TO BE DONE: Check every line below for the word "Чубенко" and show those that hold it.

RECORDS FOR THE TASK:

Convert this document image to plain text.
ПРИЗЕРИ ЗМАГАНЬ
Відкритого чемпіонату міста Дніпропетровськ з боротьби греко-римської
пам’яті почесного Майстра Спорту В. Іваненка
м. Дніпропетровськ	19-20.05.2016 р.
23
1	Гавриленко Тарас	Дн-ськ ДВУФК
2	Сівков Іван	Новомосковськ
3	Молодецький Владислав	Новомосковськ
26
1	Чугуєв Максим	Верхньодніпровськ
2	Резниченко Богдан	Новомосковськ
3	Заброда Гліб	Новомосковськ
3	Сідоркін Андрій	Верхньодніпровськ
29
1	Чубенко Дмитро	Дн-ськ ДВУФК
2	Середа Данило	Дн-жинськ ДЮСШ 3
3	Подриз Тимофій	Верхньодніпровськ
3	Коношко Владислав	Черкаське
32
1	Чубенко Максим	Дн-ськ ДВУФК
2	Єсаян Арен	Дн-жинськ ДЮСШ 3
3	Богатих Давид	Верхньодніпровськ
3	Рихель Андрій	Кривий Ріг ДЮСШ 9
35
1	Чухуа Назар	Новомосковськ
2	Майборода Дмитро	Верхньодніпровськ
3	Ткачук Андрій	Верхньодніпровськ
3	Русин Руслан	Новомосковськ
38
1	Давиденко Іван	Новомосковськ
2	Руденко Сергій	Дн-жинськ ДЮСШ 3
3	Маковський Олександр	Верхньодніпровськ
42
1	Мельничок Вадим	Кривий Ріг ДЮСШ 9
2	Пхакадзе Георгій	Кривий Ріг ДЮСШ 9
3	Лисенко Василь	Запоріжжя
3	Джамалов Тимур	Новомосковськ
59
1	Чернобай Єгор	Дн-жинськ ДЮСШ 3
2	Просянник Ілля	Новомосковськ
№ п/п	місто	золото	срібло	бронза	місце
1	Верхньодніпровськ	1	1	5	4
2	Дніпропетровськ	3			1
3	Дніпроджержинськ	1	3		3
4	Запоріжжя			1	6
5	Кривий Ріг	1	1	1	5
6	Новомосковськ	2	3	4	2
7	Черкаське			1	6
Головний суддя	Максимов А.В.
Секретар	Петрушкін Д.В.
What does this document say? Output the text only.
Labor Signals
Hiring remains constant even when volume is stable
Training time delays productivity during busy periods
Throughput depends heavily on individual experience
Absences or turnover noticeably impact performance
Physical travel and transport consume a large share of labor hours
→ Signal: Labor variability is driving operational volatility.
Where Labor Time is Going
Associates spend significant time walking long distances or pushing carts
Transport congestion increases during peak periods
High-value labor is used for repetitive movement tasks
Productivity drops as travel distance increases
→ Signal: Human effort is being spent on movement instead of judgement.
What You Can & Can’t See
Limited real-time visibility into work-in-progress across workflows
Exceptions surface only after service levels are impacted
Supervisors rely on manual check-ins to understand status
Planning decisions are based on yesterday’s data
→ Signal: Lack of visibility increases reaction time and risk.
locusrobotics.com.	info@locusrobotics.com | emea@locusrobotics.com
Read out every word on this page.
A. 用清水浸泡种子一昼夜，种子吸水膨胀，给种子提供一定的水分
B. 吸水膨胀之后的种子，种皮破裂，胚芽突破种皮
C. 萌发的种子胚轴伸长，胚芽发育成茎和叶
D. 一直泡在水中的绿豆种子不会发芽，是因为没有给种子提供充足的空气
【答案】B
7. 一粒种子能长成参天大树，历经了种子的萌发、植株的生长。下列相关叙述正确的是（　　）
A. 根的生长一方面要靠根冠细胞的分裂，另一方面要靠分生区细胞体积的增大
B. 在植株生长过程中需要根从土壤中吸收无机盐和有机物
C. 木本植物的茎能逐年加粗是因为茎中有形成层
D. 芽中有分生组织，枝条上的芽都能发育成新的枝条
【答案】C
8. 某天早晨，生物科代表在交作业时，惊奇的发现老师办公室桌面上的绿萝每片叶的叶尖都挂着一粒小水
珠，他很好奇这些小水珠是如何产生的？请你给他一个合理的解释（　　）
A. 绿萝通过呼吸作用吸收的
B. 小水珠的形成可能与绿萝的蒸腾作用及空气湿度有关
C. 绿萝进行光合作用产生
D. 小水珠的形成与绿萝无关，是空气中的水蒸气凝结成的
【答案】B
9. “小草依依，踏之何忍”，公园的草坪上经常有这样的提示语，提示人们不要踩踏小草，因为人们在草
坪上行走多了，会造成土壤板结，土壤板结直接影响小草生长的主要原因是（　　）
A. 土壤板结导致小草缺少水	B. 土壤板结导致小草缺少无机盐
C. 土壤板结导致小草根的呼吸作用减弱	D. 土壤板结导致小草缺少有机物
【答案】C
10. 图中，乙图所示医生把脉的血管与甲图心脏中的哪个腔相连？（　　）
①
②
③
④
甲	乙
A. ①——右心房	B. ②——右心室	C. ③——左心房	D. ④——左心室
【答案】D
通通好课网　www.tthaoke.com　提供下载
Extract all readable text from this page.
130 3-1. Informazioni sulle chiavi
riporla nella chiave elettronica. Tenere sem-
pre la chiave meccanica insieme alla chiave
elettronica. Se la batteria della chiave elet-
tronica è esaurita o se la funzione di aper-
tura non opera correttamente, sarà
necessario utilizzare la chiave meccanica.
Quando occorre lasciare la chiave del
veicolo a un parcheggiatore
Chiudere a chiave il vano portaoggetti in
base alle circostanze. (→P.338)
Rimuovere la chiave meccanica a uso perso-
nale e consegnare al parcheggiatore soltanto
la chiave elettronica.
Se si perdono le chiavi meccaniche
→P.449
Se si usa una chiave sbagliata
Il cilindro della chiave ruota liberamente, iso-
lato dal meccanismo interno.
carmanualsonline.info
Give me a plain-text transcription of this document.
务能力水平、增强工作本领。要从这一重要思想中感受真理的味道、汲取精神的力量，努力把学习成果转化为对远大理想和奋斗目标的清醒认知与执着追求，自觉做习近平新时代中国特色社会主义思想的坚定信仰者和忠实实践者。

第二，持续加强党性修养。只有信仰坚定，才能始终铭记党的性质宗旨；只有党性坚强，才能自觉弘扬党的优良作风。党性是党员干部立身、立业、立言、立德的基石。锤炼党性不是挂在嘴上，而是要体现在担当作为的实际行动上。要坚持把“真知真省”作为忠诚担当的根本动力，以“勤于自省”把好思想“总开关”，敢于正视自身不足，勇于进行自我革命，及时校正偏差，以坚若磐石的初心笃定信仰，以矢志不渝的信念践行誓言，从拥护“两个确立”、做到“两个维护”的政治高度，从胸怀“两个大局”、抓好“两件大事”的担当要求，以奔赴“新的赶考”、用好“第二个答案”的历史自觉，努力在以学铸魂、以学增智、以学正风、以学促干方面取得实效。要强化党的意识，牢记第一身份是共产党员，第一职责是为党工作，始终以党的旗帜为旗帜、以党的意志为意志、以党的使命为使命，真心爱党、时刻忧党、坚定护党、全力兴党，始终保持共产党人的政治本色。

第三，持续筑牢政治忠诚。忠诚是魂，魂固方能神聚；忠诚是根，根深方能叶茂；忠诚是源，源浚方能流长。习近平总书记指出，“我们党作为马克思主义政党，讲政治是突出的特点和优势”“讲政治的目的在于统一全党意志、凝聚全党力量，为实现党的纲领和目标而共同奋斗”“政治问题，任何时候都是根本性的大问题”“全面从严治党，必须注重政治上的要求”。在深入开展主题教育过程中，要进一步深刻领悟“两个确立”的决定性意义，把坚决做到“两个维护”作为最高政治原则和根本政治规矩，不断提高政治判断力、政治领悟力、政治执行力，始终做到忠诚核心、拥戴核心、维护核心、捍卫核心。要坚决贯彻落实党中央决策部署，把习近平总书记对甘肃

REPLY TO THE EXERCISE:
1	Чубенко Дмитро	Дн-ськ ДВУФК
1	Чубенко Максим	Дн-ськ ДВУФК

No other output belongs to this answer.